* begin Supplied text *

# Reset remotely



## like2watch (Dec 23, 2011)

I decided on Tivo 8 years ago because of the Desktop capability for out of home. In that time the box crashes (now using Bolt) once in a while. When I’m there it is not a problem. A few years back it happened while I was gone but someone was staying in my house so got it rebooted. A couple of days ago, just after beginning a long trip, it crashed, but there’s no one in my home to reboot. I had a conversation with support and made the suggestion that engineers should implement a remote reboot. There seems to be a possible software solution, as long as the box can see TCP requests. Or maybe a hardware/firmware solution?


----------



## Ky_Shag (Jan 26, 2012)

Add a smart plug that you can control from your phone


----------



## Joe3 (Dec 12, 2006)

Smart plug that can handle amps.

However, most of the time the problem will not be helped by a hard reboot. Oftentimes, the pairing of the remote device breaks and it can't be paired if you are away from the network the TiVo is on. You will not be able to fix the problem remotely. You will not be able to fix the problem by repairing until you get home to the TiVo's network, and repair that network to your remote device that you use when you are away from home and the TiVo's network.


----------



## ggieseke (May 30, 2008)

Joe3 said:


> However, most of the time the problem will not be helped by a hard reboot. Oftentimes, the pairing of the remote device breaks and it can't be paired if you are away from the network the TiVo is on. You will not be able to fix the problem remotely. You will not be able to fix the problem by repairing until you get home to the TiVo's network, and repair that network to your remote device that you use when you are away from home and the TiVo's network.

* end Supplied text *

### Objectives
(1) Find every line in the records below that contains the word "éducatives", and copy each of those lines.
(2) Continue the forum thread above about resetting a TiVo remotely, starting after the last sentence shown.

* begin Data extract *

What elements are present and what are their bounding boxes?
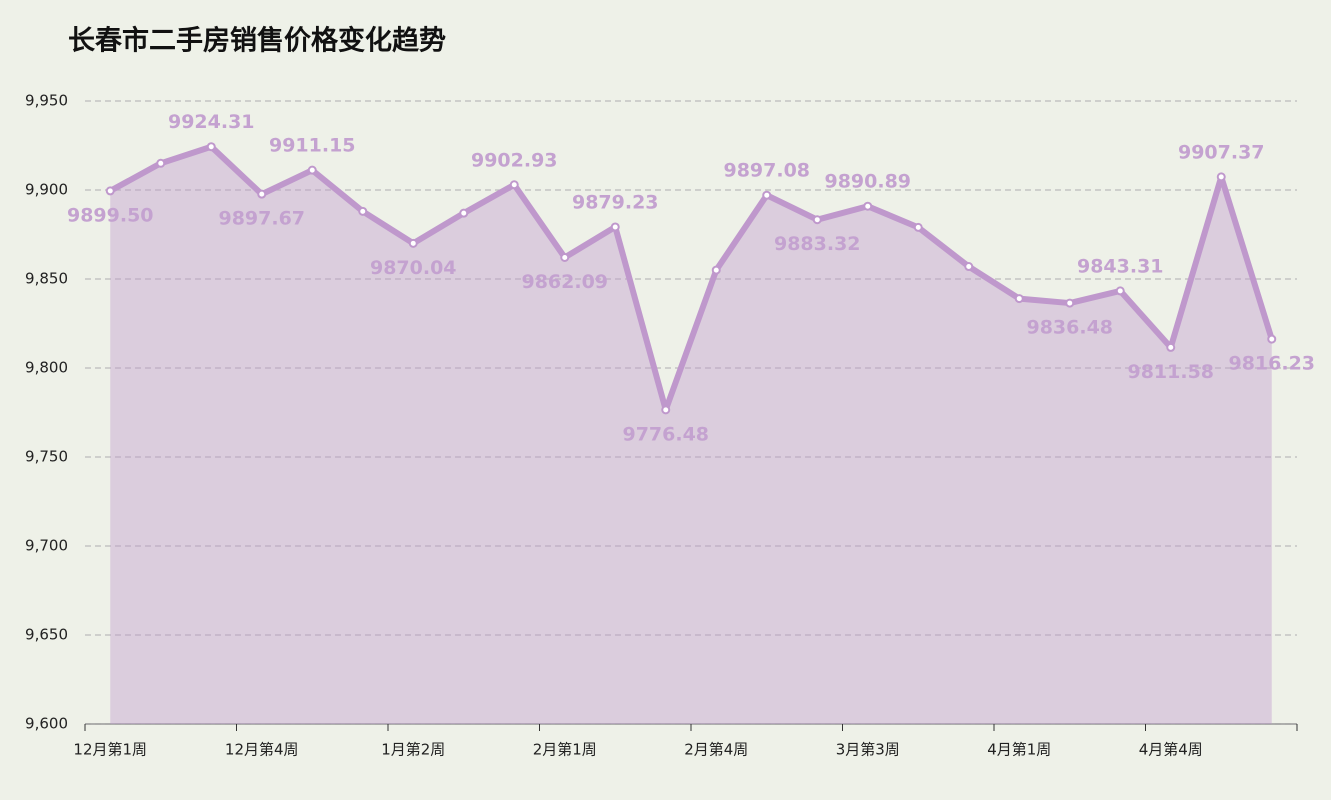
data-label: 9907.37 <box>1178 141 1265 163</box>
point <box>1166 342 1176 352</box>
point <box>711 265 721 275</box>
chart-title: 长春市二手房销售价格变化趋势 <box>68 25 446 57</box>
point <box>257 189 267 199</box>
x-tick-label: 1月第2周 <box>381 741 445 759</box>
y-tick-label: 9,950 <box>25 92 68 110</box>
data-label: 9902.93 <box>471 149 558 171</box>
point <box>560 252 570 262</box>
y-tick-label: 9,600 <box>25 715 68 733</box>
data-label: 9811.58 <box>1127 361 1214 383</box>
data-label: 9890.89 <box>824 171 911 193</box>
x-tick-label: 3月第3周 <box>836 741 900 759</box>
data-label: 9897.08 <box>723 160 810 182</box>
point <box>1115 286 1125 296</box>
point <box>156 158 166 168</box>
point <box>105 186 115 196</box>
data-label: 9911.15 <box>269 135 356 157</box>
point <box>459 208 469 218</box>
data-label: 9899.50 <box>67 204 154 226</box>
point <box>1014 294 1024 304</box>
point <box>661 405 671 415</box>
x-tick-label: 4月第1周 <box>987 741 1051 759</box>
y-tick-label: 9,850 <box>25 270 68 288</box>
x-tick-label: 12月第1周 <box>73 741 147 759</box>
x-tick-label: 2月第4周 <box>684 741 748 759</box>
point <box>913 222 923 232</box>
line <box>108 143 1275 413</box>
area <box>110 146 1272 724</box>
point <box>206 142 216 152</box>
data-label: 9862.09 <box>521 271 608 293</box>
point <box>509 180 519 190</box>
data-label: 9924.31 <box>168 111 255 133</box>
data-label: 9883.32 <box>774 233 861 255</box>
y-tick-label: 9,900 <box>25 181 68 199</box>
x-tick-label: 12月第4周 <box>225 741 299 759</box>
data-label: 9816.23 <box>1228 353 1315 375</box>
point <box>1065 298 1075 308</box>
y-tick-label: 9,800 <box>25 359 68 377</box>
y-tick-label: 9,750 <box>25 448 68 466</box>
point <box>863 201 873 211</box>
point <box>762 190 772 200</box>
data-label: 9870.04 <box>370 257 457 279</box>
data-label: 9879.23 <box>572 191 659 213</box>
y-tick-label: 9,650 <box>25 626 68 644</box>
point <box>610 222 620 232</box>
point <box>358 206 368 216</box>
data-label: 9776.48 <box>622 423 709 445</box>
data-label: 9897.67 <box>218 208 305 230</box>
point <box>1267 334 1277 344</box>
point <box>1216 172 1226 182</box>
data-label: 9843.31 <box>1077 255 1164 277</box>
point <box>812 215 822 225</box>
y-tick-label: 9,700 <box>25 537 68 555</box>
data-label: 9836.48 <box>1026 317 1113 339</box>
point <box>307 165 317 175</box>
x-tick-label: 4月第4周 <box>1139 741 1203 759</box>
x-tick-label: 2月第1周 <box>533 741 597 759</box>
point <box>408 238 418 248</box>
point <box>964 262 974 272</box>
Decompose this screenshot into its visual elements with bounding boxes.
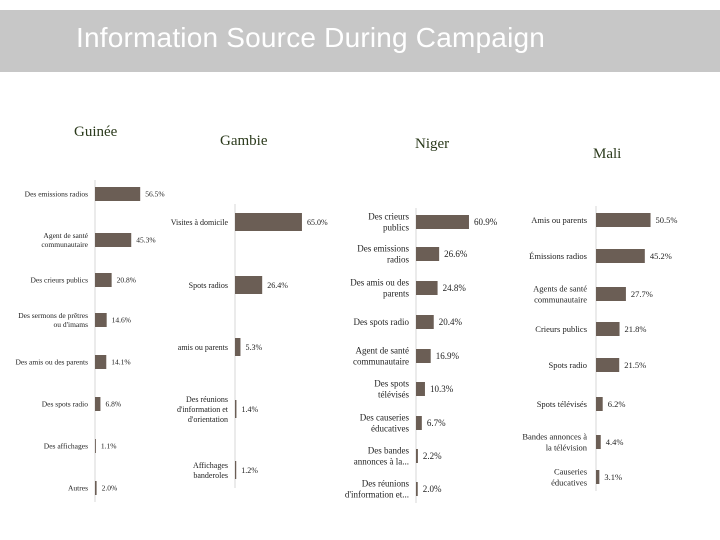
niger-category-label: Des bandes annonces à la... [354, 446, 410, 467]
mali-category-label: Agents de santé communautaire [533, 283, 587, 304]
niger-value-label: 10.3% [430, 384, 454, 394]
guinee-category-label: Des sermons de prêtres ou d'imams [18, 311, 88, 329]
niger-value-label: 26.6% [444, 249, 468, 259]
gambie-category-label: Des réunions d'information et d'orientatio… [177, 395, 229, 424]
mali-value-label: 6.2% [608, 399, 626, 409]
mali-category-label: Causeries éducatives [551, 466, 587, 487]
gambie-bar [235, 461, 237, 479]
gambie-category-label: Affichages banderoles [193, 461, 228, 480]
niger-value-label: 24.8% [443, 283, 467, 293]
niger-value-label: 60.9% [474, 217, 498, 227]
guinee-value-label: 6.8% [105, 400, 121, 409]
guinee-bar [95, 355, 107, 369]
mali-value-label: 21.8% [625, 324, 647, 334]
mali-category-label: Crieurs publics [535, 324, 587, 334]
mali-value-label: 4.4% [606, 437, 624, 447]
guinee-bar [95, 273, 112, 287]
niger-category-label: Des amis ou des parents [350, 278, 409, 299]
guinee-category-label: Des spots radio [42, 400, 88, 409]
gambie-value-label: 65.0% [307, 218, 328, 227]
guinee-bar [95, 187, 141, 201]
gambie-category-label: Spots radios [189, 281, 228, 290]
niger-chart-title: Niger [415, 136, 450, 152]
gambie-bar [235, 213, 302, 231]
niger-category-label: Des crieurs publics [368, 212, 409, 233]
guinee-value-label: 14.1% [111, 358, 130, 367]
mali-category-label: Bandes annonces à la télévision [522, 431, 587, 452]
niger-value-label: 20.4% [439, 317, 463, 327]
niger-bar [416, 482, 418, 496]
mali-value-label: 50.5% [656, 215, 678, 225]
niger-bar [416, 315, 434, 329]
gambie-bar [235, 338, 241, 356]
guinee-value-label: 1.1% [101, 442, 117, 451]
gambie-value-label: 1.4% [241, 405, 258, 414]
mali-category-label: Spots télévisés [537, 399, 587, 409]
mali-bar [596, 435, 601, 449]
page-title: Information Source During Campaign [76, 22, 546, 53]
niger-value-label: 16.9% [436, 351, 460, 361]
niger-category-label: Des emissions radios [357, 244, 409, 265]
niger-bar [416, 247, 440, 261]
mali-bar [596, 358, 620, 372]
gambie-chart-title: Gambie [220, 133, 268, 149]
niger-category-label: Des spots radio [354, 317, 410, 327]
guinee-bar [95, 397, 101, 411]
niger-value-label: 6.7% [427, 418, 446, 428]
niger-category-label: Des spots télévisés [374, 379, 409, 400]
guinee-chart-title: Guinée [74, 124, 118, 140]
mali-chart-title: Mali [593, 146, 622, 162]
niger-bar [416, 215, 469, 229]
niger-category-label: Des réunions d'information et... [345, 479, 410, 500]
niger-bar [416, 416, 422, 430]
guinee-category-label: Des affichages [44, 442, 88, 451]
niger-value-label: 2.2% [423, 451, 442, 461]
gambie-bar [235, 400, 237, 418]
guinee-category-label: Autres [68, 484, 88, 493]
mali-bar [596, 322, 620, 336]
mali-value-label: 27.7% [631, 289, 653, 299]
title-bar [0, 10, 720, 72]
mali-bar [596, 470, 600, 484]
mali-category-label: Amis ou parents [531, 215, 587, 225]
guinee-value-label: 20.8% [117, 276, 136, 285]
mali-value-label: 3.1% [604, 472, 622, 482]
guinee-category-label: Des crieurs publics [31, 276, 89, 285]
mali-bar [596, 397, 603, 411]
niger-bar [416, 281, 438, 295]
gambie-category-label: Visites à domicile [171, 218, 229, 227]
guinee-value-label: 14.6% [112, 316, 131, 325]
gambie-value-label: 26.4% [267, 281, 288, 290]
guinee-category-label: Des emissions radios [25, 190, 88, 199]
mali-bar [596, 287, 626, 301]
mali-bar [596, 213, 651, 227]
gambie-category-label: amis ou parents [178, 343, 228, 352]
niger-category-label: Des causeries éducatives [360, 413, 410, 434]
guinee-bar [95, 313, 107, 327]
niger-category-label: Agent de santé communautaire [353, 346, 409, 367]
niger-bar [416, 349, 431, 363]
guinee-bar [95, 233, 132, 247]
guinee-category-label: Des amis ou des parents [16, 358, 89, 367]
guinee-value-label: 56.5% [145, 190, 164, 199]
gambie-value-label: 5.3% [245, 343, 262, 352]
niger-bar [416, 382, 425, 396]
guinee-bar [95, 439, 96, 453]
guinee-value-label: 45.3% [136, 236, 155, 245]
mali-category-label: Émissions radios [529, 251, 587, 261]
mali-bar [596, 249, 645, 263]
guinee-bar [95, 481, 97, 495]
mali-category-label: Spots radio [549, 360, 588, 370]
guinee-value-label: 2.0% [102, 484, 118, 493]
mali-value-label: 21.5% [624, 360, 646, 370]
guinee-category-label: Agent de santé communautaire [41, 231, 88, 249]
gambie-bar [235, 276, 263, 294]
niger-value-label: 2.0% [423, 484, 442, 494]
mali-value-label: 45.2% [650, 251, 672, 261]
gambie-value-label: 1.2% [241, 466, 258, 475]
niger-bar [416, 449, 418, 463]
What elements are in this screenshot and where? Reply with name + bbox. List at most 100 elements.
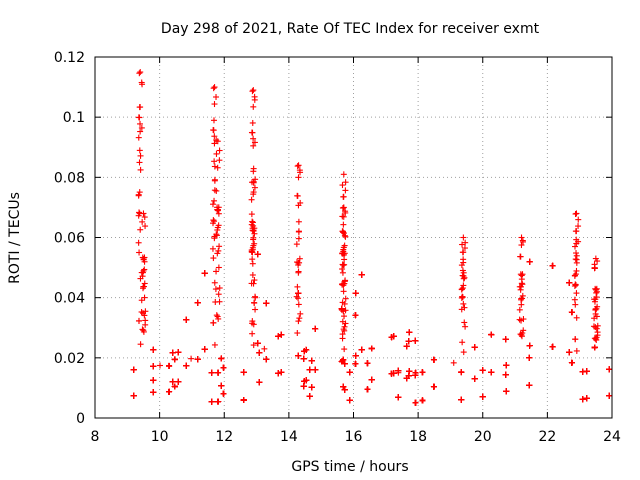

* end Data extract *

### Answers given
(1)
mali-category-label: Causeries éducatives [551, 466, 587, 487]
niger-category-label: Des causeries éducatives [360, 413, 410, 434]

(2)
I think the OP means rebooting the TiVo from a remote location, not anything to do with the remote control.

You can reboot it from the Remote -> Info tab in kmttg. Not sure if it works on the Hydra user interface.


----------



## like2watch (Dec 23, 2011)

Ky_Shag said:


> Add a smart plug that you can control from your phone


I have a note to self to do that when I get back. I have a few spare plugs.

When I got back I found a strange situation. There was an error code C224 and a message having to do with the fact that the communication capability had failed. The box had actually continued to record until the guide data ran out and could not be updated.

I have applied a timer to power cycle it in the middle of the night.


----------



## like2watch (Dec 23, 2011)

ggieseke said:


> I think the OP means rebooting the TiVo from a remote location, not anything to do with the remote control.
> 
> You can reboot it from the Remote -> Info tab in kmttg. Not sure if it works on the Hydra user interface.


I've never tried kmttg - guess I will now. Doc says that v2.4b fixed Hydra issue - "Previously would not work at all for TiVos running Hydra software."

I decided not to attempt that. We were able to survive being away by streaming.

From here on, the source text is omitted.